> [Task]: In the material below, find each line holding the string "data" and copy it.

-- begin --

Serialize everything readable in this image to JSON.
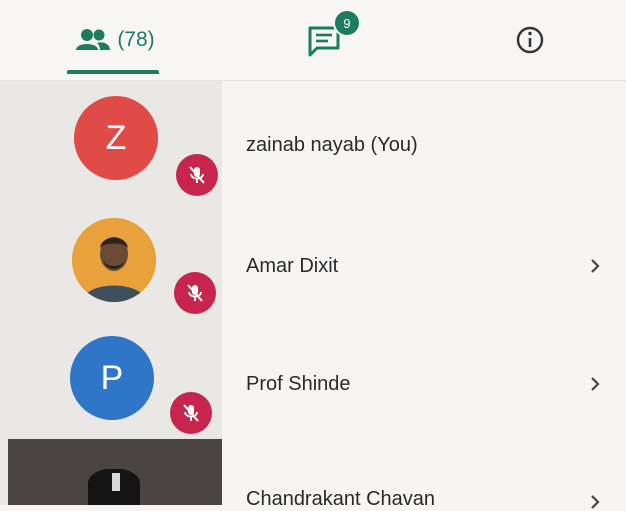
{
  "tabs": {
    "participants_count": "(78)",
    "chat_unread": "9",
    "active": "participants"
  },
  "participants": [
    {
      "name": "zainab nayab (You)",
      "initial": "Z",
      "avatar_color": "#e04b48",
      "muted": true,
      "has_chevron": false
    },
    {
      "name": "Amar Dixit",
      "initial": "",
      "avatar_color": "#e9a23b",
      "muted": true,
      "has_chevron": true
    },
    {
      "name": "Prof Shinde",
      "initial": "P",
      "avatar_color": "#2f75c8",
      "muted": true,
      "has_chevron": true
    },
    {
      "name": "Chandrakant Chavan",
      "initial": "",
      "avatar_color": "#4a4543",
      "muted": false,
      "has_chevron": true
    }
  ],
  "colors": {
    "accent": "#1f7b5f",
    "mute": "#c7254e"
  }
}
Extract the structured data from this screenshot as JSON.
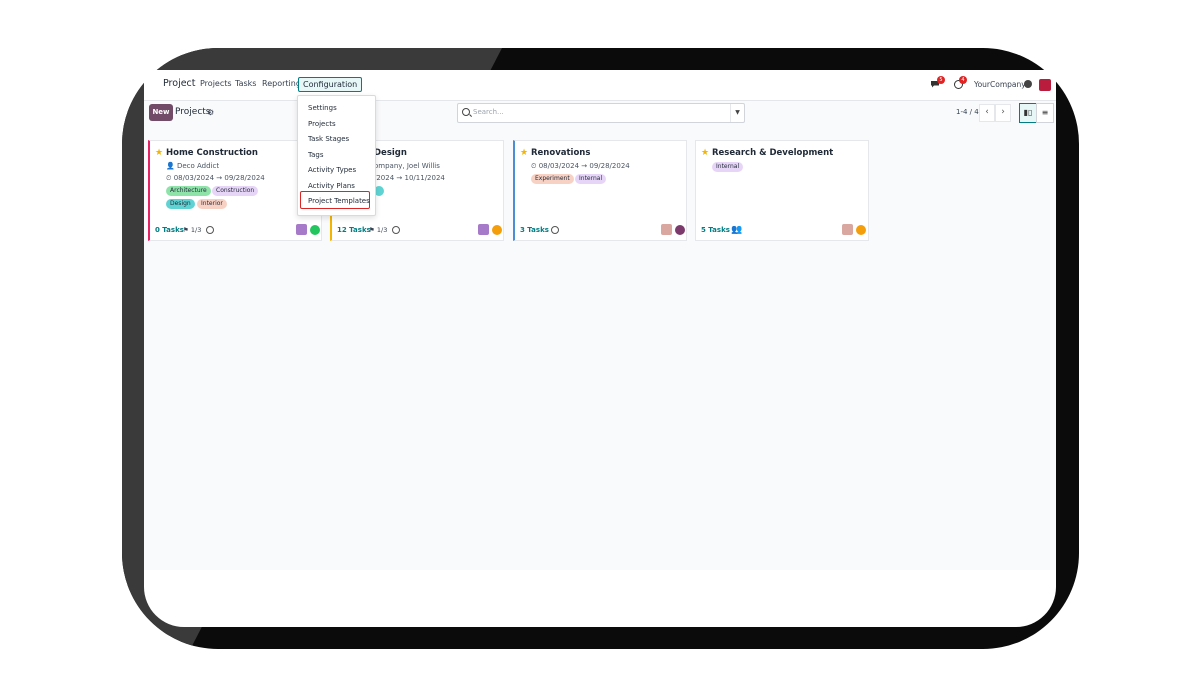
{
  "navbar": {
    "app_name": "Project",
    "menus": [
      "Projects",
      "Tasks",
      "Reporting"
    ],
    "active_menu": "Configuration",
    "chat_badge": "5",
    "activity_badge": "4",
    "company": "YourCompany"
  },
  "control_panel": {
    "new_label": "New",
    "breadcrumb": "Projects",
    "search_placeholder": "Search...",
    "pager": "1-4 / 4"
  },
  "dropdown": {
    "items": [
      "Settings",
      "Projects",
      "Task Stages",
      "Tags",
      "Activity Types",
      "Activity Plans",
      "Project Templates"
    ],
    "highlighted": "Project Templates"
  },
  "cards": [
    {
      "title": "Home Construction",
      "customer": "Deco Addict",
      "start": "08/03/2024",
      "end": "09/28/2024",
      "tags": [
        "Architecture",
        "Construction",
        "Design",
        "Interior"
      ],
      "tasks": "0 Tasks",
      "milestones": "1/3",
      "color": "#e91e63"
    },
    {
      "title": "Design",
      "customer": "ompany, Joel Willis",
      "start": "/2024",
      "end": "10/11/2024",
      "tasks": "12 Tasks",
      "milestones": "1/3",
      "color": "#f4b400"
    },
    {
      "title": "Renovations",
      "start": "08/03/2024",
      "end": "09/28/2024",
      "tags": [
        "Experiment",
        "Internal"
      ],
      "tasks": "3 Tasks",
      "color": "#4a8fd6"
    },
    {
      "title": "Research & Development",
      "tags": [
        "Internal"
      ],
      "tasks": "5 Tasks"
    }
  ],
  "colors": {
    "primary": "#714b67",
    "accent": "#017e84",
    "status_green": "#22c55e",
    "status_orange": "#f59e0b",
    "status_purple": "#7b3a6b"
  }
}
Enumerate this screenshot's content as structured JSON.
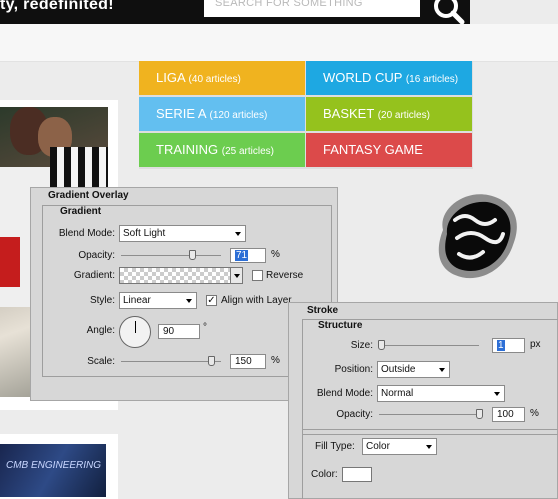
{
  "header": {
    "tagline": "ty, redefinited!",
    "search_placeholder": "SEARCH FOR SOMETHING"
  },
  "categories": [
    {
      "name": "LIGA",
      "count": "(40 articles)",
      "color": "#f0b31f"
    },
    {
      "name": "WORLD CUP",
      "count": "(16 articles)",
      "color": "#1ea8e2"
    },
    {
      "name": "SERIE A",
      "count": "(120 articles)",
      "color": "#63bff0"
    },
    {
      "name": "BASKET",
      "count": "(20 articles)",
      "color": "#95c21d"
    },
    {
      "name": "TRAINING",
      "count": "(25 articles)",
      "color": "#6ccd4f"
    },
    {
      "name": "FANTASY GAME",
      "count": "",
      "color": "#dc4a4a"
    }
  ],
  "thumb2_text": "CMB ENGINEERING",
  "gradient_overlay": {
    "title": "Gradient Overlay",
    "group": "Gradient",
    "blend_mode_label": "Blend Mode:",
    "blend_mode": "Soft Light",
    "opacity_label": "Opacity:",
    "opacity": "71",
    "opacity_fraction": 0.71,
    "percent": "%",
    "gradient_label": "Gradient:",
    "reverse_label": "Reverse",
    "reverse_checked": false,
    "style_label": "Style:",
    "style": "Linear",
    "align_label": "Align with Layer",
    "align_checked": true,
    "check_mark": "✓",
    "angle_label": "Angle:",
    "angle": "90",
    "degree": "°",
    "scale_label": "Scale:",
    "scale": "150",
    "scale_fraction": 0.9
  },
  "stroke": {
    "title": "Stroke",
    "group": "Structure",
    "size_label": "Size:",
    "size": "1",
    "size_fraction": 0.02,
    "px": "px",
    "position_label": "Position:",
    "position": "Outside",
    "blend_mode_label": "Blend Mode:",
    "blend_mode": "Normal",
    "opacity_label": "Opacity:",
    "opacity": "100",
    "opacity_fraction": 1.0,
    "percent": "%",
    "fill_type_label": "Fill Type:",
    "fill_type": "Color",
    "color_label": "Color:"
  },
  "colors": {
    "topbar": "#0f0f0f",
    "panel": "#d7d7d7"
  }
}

-- end --
-- begin --

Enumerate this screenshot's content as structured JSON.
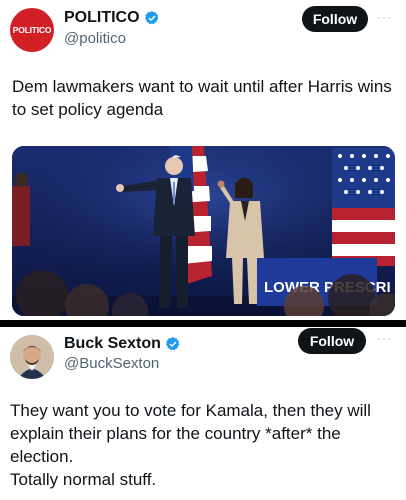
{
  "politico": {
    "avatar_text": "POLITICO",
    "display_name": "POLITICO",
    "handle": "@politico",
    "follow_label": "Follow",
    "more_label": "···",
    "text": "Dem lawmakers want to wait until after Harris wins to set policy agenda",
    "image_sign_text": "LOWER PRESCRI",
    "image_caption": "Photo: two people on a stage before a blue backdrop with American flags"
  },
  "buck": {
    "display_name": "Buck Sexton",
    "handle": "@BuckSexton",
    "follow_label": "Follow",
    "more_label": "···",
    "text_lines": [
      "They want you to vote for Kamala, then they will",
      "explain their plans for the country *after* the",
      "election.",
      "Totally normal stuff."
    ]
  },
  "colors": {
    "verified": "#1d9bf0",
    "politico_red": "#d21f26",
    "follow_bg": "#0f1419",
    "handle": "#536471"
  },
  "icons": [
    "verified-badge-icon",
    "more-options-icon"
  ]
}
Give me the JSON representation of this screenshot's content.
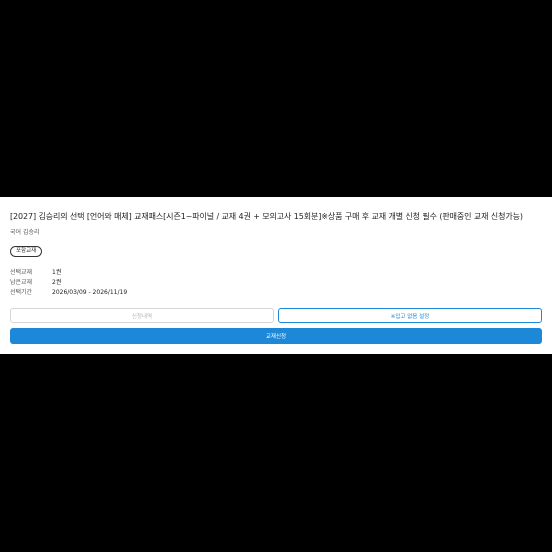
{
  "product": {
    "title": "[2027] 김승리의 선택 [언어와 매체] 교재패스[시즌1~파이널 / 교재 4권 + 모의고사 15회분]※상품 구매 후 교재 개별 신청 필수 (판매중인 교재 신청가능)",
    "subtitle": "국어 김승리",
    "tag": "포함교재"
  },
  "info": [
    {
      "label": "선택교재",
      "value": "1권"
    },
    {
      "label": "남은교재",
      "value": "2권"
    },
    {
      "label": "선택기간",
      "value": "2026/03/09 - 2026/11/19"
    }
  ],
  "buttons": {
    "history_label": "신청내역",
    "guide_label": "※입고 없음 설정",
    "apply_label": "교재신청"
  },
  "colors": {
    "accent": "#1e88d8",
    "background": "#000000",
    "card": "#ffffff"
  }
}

-- end --
-- begin --

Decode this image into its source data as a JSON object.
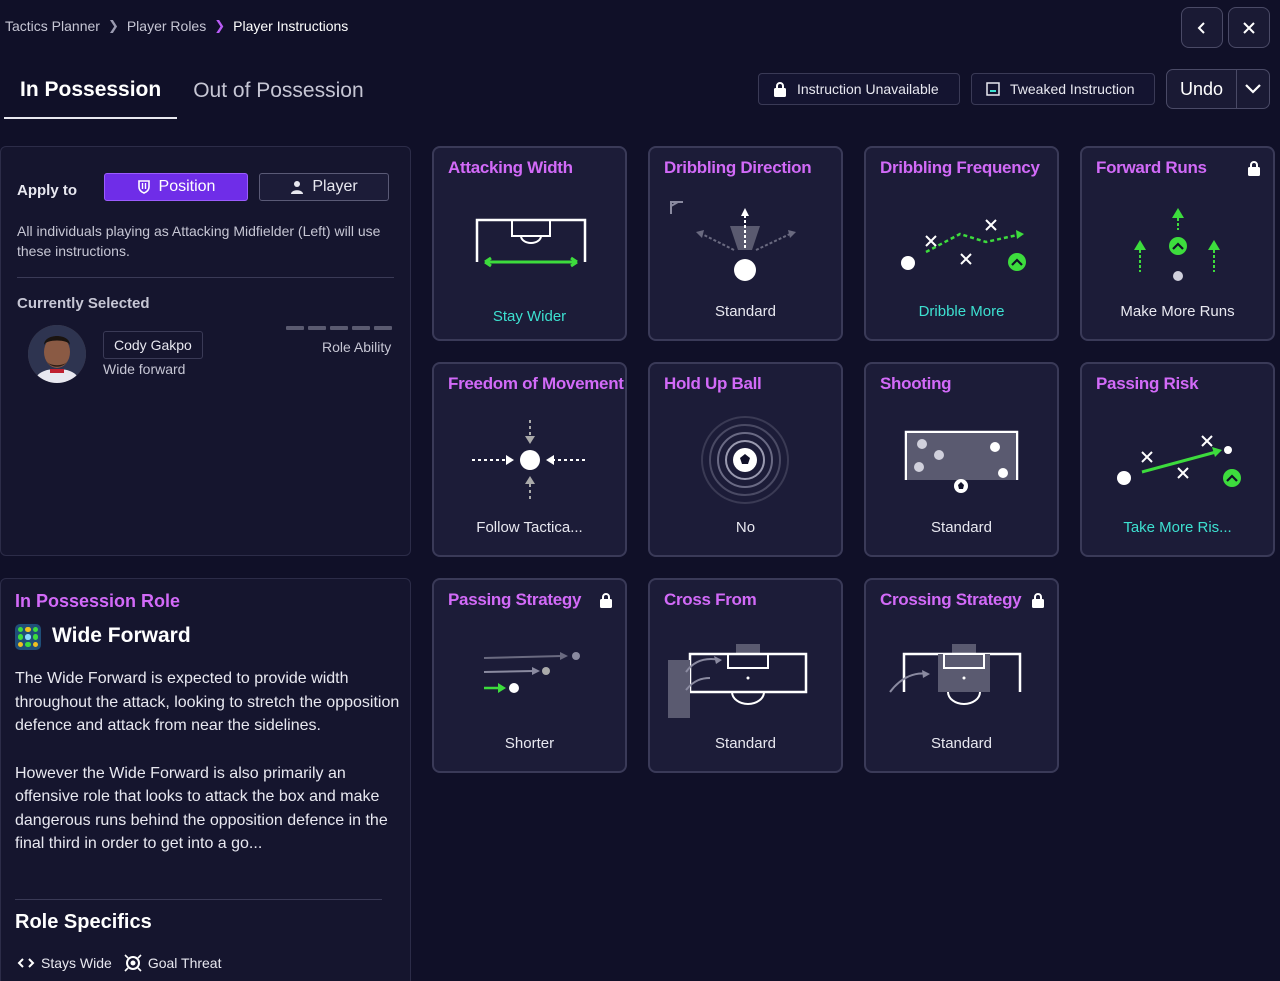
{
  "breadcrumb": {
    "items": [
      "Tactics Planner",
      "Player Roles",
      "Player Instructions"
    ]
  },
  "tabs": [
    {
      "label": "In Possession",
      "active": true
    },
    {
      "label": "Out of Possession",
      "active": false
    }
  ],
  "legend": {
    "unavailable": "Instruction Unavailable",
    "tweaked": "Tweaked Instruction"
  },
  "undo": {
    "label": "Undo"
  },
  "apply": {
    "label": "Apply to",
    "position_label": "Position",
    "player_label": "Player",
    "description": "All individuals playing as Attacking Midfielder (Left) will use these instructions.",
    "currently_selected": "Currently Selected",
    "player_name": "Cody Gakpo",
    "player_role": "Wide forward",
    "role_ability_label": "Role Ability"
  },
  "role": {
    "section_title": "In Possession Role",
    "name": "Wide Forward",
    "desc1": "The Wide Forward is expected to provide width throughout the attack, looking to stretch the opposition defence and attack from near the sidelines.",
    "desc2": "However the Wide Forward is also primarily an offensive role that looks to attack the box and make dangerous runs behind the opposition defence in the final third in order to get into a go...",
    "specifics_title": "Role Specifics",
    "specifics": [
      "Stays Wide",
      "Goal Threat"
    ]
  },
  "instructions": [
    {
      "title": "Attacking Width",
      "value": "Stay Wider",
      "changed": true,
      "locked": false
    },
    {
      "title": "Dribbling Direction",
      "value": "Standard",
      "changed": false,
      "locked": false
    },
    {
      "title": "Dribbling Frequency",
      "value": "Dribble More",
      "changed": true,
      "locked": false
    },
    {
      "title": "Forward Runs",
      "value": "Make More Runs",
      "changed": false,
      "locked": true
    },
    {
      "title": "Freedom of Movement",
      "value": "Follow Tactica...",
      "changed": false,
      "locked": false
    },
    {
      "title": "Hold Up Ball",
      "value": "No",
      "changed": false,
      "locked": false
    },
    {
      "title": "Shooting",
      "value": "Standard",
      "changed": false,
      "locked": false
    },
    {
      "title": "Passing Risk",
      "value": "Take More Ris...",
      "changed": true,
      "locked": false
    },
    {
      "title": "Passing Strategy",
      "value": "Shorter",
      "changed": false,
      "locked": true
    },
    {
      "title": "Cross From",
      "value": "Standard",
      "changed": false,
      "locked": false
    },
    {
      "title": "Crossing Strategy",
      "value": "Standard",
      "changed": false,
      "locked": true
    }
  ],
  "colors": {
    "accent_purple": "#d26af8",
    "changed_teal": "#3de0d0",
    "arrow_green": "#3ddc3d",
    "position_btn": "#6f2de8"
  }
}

-- end --

> [Answer]:
Extract the structured data from this screenshot as JSON.
Decode this image into its source data as a JSON object.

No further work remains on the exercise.